Output the records exactly. Include every line.

□ □ □ □ □ □ □

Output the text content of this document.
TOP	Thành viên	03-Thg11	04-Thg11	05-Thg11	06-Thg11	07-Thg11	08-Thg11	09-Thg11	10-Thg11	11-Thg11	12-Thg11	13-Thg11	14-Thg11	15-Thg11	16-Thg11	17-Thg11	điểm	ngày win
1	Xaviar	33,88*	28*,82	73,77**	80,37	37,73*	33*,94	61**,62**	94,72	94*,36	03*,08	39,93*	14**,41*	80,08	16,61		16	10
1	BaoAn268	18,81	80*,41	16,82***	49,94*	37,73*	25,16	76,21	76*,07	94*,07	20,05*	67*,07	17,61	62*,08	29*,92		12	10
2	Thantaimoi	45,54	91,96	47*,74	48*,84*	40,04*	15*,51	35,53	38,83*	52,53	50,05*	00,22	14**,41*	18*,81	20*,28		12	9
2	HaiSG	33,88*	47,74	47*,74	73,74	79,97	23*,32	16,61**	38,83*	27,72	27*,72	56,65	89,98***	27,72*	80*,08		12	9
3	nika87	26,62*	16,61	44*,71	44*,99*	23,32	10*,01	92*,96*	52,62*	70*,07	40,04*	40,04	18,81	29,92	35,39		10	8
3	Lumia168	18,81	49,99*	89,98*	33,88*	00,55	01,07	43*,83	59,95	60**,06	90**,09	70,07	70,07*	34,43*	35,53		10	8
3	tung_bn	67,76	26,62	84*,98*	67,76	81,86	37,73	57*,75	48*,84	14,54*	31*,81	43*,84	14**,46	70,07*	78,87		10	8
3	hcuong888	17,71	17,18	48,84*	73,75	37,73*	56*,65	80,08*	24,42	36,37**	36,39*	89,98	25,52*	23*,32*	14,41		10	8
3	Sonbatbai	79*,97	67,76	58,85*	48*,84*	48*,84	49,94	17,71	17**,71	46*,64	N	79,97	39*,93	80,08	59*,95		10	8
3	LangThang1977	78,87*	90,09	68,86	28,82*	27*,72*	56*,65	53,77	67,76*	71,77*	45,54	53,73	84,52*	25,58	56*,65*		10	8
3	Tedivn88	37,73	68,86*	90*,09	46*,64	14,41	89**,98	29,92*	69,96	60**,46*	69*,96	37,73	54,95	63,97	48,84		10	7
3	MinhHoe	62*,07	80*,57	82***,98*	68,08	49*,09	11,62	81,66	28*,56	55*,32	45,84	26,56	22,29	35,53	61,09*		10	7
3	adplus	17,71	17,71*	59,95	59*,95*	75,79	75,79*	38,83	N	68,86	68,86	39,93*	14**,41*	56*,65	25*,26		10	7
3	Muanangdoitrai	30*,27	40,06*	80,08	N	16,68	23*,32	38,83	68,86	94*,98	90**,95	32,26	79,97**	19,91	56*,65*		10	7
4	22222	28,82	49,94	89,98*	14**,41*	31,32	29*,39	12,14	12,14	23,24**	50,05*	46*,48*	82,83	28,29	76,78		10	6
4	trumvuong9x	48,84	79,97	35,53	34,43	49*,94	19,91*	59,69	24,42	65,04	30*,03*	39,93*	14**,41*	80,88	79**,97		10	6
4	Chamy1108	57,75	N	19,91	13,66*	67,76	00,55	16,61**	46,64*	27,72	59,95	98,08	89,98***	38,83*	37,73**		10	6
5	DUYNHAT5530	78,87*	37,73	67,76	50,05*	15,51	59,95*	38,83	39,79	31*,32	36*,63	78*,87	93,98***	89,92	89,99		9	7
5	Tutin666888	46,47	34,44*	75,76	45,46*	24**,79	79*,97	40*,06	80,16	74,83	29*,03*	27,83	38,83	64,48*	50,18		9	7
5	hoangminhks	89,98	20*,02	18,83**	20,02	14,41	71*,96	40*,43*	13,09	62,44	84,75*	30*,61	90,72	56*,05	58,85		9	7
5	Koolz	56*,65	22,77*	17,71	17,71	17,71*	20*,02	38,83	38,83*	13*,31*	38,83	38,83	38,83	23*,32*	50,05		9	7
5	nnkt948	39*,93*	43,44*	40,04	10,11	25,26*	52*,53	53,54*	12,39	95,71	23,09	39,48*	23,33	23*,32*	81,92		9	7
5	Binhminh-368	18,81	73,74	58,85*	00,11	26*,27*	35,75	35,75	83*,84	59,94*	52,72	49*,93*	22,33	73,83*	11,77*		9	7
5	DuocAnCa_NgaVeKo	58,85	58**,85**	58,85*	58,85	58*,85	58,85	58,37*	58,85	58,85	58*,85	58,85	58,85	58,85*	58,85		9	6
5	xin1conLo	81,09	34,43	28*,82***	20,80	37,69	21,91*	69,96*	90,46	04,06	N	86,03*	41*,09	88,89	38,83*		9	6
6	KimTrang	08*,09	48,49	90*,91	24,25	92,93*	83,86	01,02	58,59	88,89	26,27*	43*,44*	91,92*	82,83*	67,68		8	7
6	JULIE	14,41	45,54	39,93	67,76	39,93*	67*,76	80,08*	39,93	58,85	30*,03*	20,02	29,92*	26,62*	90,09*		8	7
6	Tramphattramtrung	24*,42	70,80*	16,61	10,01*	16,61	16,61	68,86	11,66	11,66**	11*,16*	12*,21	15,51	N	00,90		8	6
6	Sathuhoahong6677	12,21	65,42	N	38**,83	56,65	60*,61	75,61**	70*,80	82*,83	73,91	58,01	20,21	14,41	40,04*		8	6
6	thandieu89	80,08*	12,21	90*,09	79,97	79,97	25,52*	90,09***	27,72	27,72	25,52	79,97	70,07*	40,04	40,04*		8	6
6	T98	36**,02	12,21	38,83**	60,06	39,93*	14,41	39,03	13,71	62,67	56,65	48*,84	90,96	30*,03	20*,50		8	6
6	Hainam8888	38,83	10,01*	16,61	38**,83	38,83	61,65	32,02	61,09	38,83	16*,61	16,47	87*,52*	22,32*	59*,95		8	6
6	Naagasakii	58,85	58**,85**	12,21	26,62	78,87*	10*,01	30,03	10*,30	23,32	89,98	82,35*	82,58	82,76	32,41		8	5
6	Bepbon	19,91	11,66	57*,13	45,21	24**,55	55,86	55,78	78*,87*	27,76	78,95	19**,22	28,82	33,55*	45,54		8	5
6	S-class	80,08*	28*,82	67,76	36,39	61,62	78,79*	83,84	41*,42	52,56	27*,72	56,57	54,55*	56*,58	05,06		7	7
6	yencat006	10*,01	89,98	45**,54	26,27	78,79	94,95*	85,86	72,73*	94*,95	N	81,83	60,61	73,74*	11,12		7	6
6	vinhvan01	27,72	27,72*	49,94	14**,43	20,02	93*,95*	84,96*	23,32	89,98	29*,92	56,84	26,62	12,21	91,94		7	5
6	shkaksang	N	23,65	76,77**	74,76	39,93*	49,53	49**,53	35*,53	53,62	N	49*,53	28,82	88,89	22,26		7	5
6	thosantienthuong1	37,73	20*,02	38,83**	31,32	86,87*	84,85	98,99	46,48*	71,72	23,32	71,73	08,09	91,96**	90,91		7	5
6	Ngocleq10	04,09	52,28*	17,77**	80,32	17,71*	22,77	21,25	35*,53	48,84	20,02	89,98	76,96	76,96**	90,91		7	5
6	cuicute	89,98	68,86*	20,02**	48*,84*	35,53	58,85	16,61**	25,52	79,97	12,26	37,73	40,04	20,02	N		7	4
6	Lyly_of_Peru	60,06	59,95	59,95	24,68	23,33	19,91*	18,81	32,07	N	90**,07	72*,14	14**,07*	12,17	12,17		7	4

□ □ □ □ □ □ □

- TASK ANSWER
Output the text content of this document.
TOP	Thành viên	03-Thg11	04-Thg11	05-Thg11	06-Thg11	07-Thg11	08-Thg11	09-Thg11	10-Thg11	11-Thg11	12-Thg11	13-Thg11	14-Thg11	15-Thg11	16-Thg11	17-Thg11	điểm	ngày win
1	Xaviar	33,88*	28*,82	73,77**	80,37	37,73*	33*,94	61**,62**	94,72	94*,36	03*,08	39,93*	14**,41*	80,08	16,61		16	10
1	BaoAn268	18,81	80*,41	16,82***	49,94*	37,73*	25,16	76,21	76*,07	94*,07	20,05*	67*,07	17,61	62*,08	29*,92		12	10
2	Thantaimoi	45,54	91,96	47*,74	48*,84*	40,04*	15*,51	35,53	38,83*	52,53	50,05*	00,22	14**,41*	18*,81	20*,28		12	9
2	HaiSG	33,88*	47,74	47*,74	73,74	79,97	23*,32	16,61**	38,83*	27,72	27*,72	56,65	89,98***	27,72*	80*,08		12	9
3	nika87	26,62*	16,61	44*,71	44*,99*	23,32	10*,01	92*,96*	52,62*	70*,07	40,04*	40,04	18,81	29,92	35,39		10	8
3	Lumia168	18,81	49,99*	89,98*	33,88*	00,55	01,07	43*,83	59,95	60**,06	90**,09	70,07	70,07*	34,43*	35,53		10	8
3	tung_bn	67,76	26,62	84*,98*	67,76	81,86	37,73	57*,75	48*,84	14,54*	31*,81	43*,84	14**,46	70,07*	78,87		10	8
3	hcuong888	17,71	17,18	48,84*	73,75	37,73*	56*,65	80,08*	24,42	36,37**	36,39*	89,98	25,52*	23*,32*	14,41		10	8
3	Sonbatbai	79*,97	67,76	58,85*	48*,84*	48*,84	49,94	17,71	17**,71	46*,64	N	79,97	39*,93	80,08	59*,95		10	8
3	LangThang1977	78,87*	90,09	68,86	28,82*	27*,72*	56*,65	53,77	67,76*	71,77*	45,54	53,73	84,52*	25,58	56*,65*		10	8
3	Tedivn88	37,73	68,86*	90*,09	46*,64	14,41	89**,98	29,92*	69,96	60**,46*	69*,96	37,73	54,95	63,97	48,84		10	7
3	MinhHoe	62*,07	80*,57	82***,98*	68,08	49*,09	11,62	81,66	28*,56	55*,32	45,84	26,56	22,29	35,53	61,09*		10	7
3	adplus	17,71	17,71*	59,95	59*,95*	75,79	75,79*	38,83	N	68,86	68,86	39,93*	14**,41*	56*,65	25*,26		10	7
3	Muanangdoitrai	30*,27	40,06*	80,08	N	16,68	23*,32	38,83	68,86	94*,98	90**,95	32,26	79,97**	19,91	56*,65*		10	7
4	22222	28,82	49,94	89,98*	14**,41*	31,32	29*,39	12,14	12,14	23,24**	50,05*	46*,48*	82,83	28,29	76,78		10	6
4	trumvuong9x	48,84	79,97	35,53	34,43	49*,94	19,91*	59,69	24,42	65,04	30*,03*	39,93*	14**,41*	80,88	79**,97		10	6
4	Chamy1108	57,75	N	19,91	13,66*	67,76	00,55	16,61**	46,64*	27,72	59,95	98,08	89,98***	38,83*	37,73**		10	6
5	DUYNHAT5530	78,87*	37,73	67,76	50,05*	15,51	59,95*	38,83	39,79	31*,32	36*,63	78*,87	93,98***	89,92	89,99		9	7
5	Tutin666888	46,47	34,44*	75,76	45,46*	24**,79	79*,97	40*,06	80,16	74,83	29*,03*	27,83	38,83	64,48*	50,18		9	7
5	hoangminhks	89,98	20*,02	18,83**	20,02	14,41	71*,96	40*,43*	13,09	62,44	84,75*	30*,61	90,72	56*,05	58,85		9	7
5	Koolz	56*,65	22,77*	17,71	17,71	17,71*	20*,02	38,83	38,83*	13*,31*	38,83	38,83	38,83	23*,32*	50,05		9	7
5	nnkt948	39*,93*	43,44*	40,04	10,11	25,26*	52*,53	53,54*	12,39	95,71	23,09	39,48*	23,33	23*,32*	81,92		9	7
5	Binhminh-368	18,81	73,74	58,85*	00,11	26*,27*	35,75	35,75	83*,84	59,94*	52,72	49*,93*	22,33	73,83*	11,77*		9	7
5	DuocAnCa_NgaVeKo	58,85	58**,85**	58,85*	58,85	58*,85	58,85	58,37*	58,85	58,85	58*,85	58,85	58,85	58,85*	58,85		9	6
5	xin1conLo	81,09	34,43	28*,82***	20,80	37,69	21,91*	69,96*	90,46	04,06	N	86,03*	41*,09	88,89	38,83*		9	6
6	KimTrang	08*,09	48,49	90*,91	24,25	92,93*	83,86	01,02	58,59	88,89	26,27*	43*,44*	91,92*	82,83*	67,68		8	7
6	JULIE	14,41	45,54	39,93	67,76	39,93*	67*,76	80,08*	39,93	58,85	30*,03*	20,02	29,92*	26,62*	90,09*		8	7
6	Tramphattramtrung	24*,42	70,80*	16,61	10,01*	16,61	16,61	68,86	11,66	11,66**	11*,16*	12*,21	15,51	N	00,90		8	6
6	Sathuhoahong6677	12,21	65,42	N	38**,83	56,65	60*,61	75,61**	70*,80	82*,83	73,91	58,01	20,21	14,41	40,04*		8	6
6	thandieu89	80,08*	12,21	90*,09	79,97	79,97	25,52*	90,09***	27,72	27,72	25,52	79,97	70,07*	40,04	40,04*		8	6
6	T98	36**,02	12,21	38,83**	60,06	39,93*	14,41	39,03	13,71	62,67	56,65	48*,84	90,96	30*,03	20*,50		8	6
6	Hainam8888	38,83	10,01*	16,61	38**,83	38,83	61,65	32,02	61,09	38,83	16*,61	16,47	87*,52*	22,32*	59*,95		8	6
6	Naagasakii	58,85	58**,85**	12,21	26,62	78,87*	10*,01	30,03	10*,30	23,32	89,98	82,35*	82,58	82,76	32,41		8	5
6	Bepbon	19,91	11,66	57*,13	45,21	24**,55	55,86	55,78	78*,87*	27,76	78,95	19**,22	28,82	33,55*	45,54		8	5
6	S-class	80,08*	28*,82	67,76	36,39	61,62	78,79*	83,84	41*,42	52,56	27*,72	56,57	54,55*	56*,58	05,06		7	7
6	yencat006	10*,01	89,98	45**,54	26,27	78,79	94,95*	85,86	72,73*	94*,95	N	81,83	60,61	73,74*	11,12		7	6
6	vinhvan01	27,72	27,72*	49,94	14**,43	20,02	93*,95*	84,96*	23,32	89,98	29*,92	56,84	26,62	12,21	91,94		7	5
6	shkaksang	N	23,65	76,77**	74,76	39,93*	49,53	49**,53	35*,53	53,62	N	49*,53	28,82	88,89	22,26		7	5
6	thosantienthuong1	37,73	20*,02	38,83**	31,32	86,87*	84,85	98,99	46,48*	71,72	23,32	71,73	08,09	91,96**	90,91		7	5
6	Ngocleq10	04,09	52,28*	17,77**	80,32	17,71*	22,77	21,25	35*,53	48,84	20,02	89,98	76,96	76,96**	90,91		7	5
6	cuicute	89,98	68,86*	20,02**	48*,84*	35,53	58,85	16,61**	25,52	79,97	12,26	37,73	40,04	20,02	N		7	4
6	Lyly_of_Peru	60,06	59,95	59,95	24,68	23,33	19,91*	18,81	32,07	N	90**,07	72*,14	14**,07*	12,17	12,17		7	4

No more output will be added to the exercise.